-- BEGIN The records --

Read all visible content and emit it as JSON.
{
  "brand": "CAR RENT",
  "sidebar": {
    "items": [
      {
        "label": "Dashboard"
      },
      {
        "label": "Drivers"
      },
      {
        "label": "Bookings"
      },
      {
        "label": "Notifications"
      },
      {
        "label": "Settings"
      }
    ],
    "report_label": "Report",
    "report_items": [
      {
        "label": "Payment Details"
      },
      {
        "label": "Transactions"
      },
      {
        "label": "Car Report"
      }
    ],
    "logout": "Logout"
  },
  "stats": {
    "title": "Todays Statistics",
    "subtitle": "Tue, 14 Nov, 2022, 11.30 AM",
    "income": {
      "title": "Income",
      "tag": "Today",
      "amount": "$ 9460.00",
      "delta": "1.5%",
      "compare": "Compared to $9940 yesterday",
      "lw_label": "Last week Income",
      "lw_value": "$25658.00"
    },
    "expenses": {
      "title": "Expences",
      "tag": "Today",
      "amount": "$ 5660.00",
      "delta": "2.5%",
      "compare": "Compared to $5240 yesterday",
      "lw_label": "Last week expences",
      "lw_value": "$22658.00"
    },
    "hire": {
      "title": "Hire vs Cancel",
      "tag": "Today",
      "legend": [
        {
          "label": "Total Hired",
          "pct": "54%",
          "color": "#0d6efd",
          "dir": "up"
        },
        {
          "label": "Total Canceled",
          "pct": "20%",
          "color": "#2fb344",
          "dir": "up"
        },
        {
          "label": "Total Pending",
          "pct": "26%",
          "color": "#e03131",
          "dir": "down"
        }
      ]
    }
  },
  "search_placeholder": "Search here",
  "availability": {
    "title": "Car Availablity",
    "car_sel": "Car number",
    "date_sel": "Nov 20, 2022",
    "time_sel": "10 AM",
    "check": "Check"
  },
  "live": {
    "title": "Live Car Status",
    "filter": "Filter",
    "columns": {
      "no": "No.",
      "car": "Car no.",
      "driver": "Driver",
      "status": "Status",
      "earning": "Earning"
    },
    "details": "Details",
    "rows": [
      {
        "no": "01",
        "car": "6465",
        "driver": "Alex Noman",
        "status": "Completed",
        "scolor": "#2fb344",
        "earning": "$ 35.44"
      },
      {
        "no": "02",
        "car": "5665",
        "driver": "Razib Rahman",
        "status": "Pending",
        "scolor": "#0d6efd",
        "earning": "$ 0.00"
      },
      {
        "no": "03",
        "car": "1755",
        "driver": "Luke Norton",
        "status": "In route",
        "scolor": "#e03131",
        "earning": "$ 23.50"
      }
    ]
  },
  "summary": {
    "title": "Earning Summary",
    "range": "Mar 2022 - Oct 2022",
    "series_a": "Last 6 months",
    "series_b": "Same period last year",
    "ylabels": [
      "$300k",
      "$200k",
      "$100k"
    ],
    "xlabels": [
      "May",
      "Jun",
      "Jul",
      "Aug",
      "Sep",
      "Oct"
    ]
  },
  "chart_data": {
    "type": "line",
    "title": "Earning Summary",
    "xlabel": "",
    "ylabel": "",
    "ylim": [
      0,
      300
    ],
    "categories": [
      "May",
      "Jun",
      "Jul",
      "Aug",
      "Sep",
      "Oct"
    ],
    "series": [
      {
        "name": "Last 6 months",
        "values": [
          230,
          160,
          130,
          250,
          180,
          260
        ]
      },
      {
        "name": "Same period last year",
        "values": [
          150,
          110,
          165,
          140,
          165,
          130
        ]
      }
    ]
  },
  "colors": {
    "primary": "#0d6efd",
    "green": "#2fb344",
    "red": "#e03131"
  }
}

-- END The records --
-- BEGIN The records --

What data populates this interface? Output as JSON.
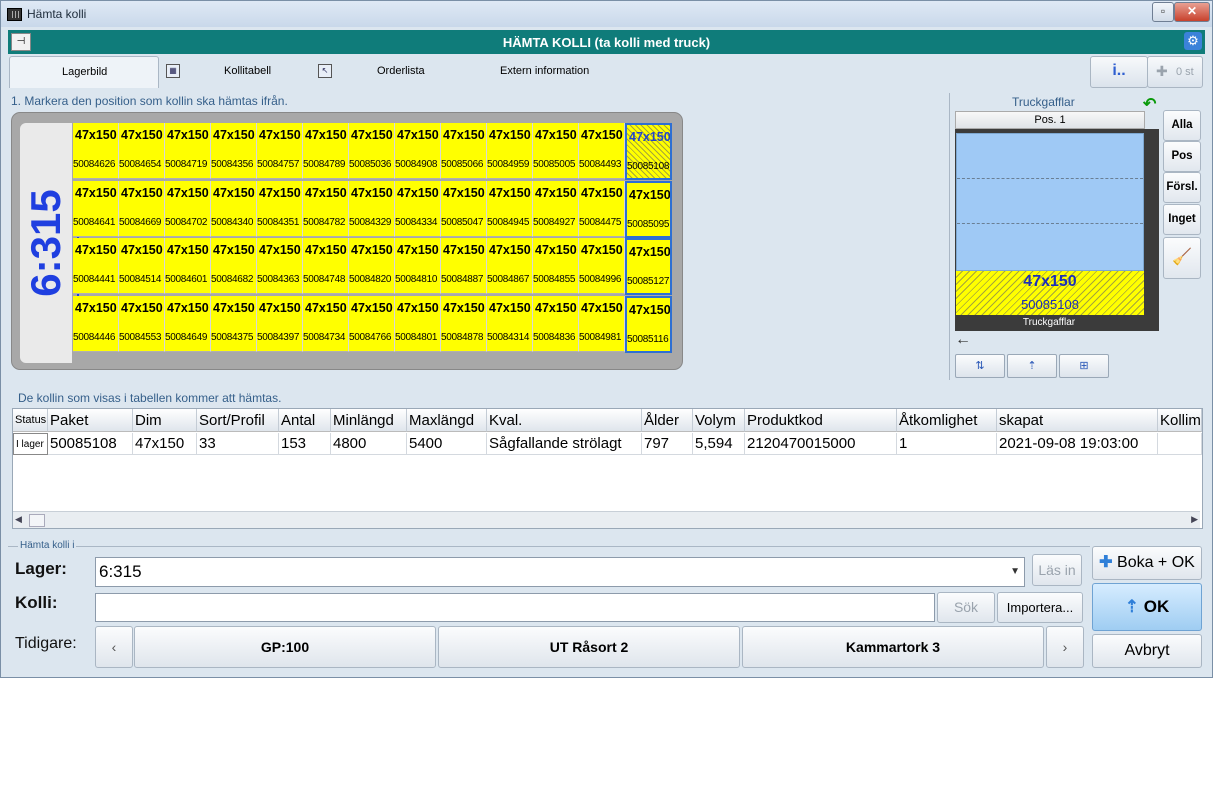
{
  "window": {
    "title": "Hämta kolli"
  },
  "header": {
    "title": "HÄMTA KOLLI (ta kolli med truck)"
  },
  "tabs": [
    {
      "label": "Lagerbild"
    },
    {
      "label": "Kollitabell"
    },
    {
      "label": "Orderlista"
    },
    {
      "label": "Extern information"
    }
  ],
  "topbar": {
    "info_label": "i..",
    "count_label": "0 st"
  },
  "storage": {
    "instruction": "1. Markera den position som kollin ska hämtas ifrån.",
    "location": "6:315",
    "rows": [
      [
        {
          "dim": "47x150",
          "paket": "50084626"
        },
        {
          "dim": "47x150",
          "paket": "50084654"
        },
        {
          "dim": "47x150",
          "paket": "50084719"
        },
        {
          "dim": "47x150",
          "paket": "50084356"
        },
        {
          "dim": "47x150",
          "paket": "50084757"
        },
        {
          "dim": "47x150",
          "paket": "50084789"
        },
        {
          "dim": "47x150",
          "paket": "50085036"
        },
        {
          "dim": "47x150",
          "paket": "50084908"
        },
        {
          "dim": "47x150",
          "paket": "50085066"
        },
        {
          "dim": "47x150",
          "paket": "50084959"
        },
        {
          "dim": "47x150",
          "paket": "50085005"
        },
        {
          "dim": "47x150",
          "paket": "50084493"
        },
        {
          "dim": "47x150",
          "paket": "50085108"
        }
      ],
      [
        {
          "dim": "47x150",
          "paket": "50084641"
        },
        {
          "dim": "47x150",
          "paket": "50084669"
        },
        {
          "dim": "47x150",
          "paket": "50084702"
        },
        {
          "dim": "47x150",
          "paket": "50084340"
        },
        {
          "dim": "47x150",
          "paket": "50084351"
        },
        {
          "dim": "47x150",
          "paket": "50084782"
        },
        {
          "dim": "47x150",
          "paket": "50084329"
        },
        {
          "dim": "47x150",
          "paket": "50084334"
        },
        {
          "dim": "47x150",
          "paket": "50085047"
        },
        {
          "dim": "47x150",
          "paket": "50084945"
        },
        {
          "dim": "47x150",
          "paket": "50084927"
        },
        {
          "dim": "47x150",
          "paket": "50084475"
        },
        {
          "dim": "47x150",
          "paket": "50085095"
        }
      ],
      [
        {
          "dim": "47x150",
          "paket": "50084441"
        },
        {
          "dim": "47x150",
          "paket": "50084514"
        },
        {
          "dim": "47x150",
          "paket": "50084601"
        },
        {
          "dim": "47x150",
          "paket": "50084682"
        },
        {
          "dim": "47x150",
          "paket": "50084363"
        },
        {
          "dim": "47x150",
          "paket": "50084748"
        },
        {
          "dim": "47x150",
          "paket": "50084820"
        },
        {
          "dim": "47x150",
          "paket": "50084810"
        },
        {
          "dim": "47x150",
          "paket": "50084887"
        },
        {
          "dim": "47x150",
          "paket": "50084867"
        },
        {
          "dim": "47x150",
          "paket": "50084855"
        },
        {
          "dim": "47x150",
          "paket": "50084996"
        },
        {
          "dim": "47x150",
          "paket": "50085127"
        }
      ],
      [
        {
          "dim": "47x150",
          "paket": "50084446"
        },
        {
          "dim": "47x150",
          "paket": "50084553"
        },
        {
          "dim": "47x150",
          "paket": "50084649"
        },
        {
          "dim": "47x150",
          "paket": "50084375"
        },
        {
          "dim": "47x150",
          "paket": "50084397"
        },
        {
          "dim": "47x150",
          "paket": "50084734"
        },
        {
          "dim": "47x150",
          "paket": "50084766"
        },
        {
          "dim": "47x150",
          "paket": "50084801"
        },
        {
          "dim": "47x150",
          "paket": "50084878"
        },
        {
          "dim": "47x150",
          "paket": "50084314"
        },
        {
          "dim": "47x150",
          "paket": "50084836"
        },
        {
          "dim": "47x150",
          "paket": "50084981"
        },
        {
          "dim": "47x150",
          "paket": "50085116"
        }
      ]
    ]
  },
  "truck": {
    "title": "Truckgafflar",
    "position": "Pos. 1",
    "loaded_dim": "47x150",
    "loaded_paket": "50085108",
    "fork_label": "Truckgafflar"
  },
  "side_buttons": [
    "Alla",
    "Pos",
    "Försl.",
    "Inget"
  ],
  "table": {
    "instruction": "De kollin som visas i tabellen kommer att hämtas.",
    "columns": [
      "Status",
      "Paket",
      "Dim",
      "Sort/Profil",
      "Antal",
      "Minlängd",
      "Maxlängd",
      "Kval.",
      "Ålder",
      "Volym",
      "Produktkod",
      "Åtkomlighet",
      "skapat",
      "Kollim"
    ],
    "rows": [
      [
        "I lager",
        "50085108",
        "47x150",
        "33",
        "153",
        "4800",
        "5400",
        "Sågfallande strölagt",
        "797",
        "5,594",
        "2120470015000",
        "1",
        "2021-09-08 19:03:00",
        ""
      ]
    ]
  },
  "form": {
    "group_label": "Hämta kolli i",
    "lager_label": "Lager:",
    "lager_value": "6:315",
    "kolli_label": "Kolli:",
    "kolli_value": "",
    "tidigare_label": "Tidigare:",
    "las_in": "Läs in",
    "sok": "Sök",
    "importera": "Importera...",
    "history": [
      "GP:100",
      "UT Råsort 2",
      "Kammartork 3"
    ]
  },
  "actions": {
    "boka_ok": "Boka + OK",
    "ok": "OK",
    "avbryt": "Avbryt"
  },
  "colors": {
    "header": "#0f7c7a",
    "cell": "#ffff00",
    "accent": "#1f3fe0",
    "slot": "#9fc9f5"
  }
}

-- END The records --

▶ Exercise objective
List each line holding the string "instruction".

▶ Output
    "instruction": "1. Markera den position som kollin ska hämtas ifrån.",
    "instruction": "De kollin som visas i tabellen kommer att hämtas.",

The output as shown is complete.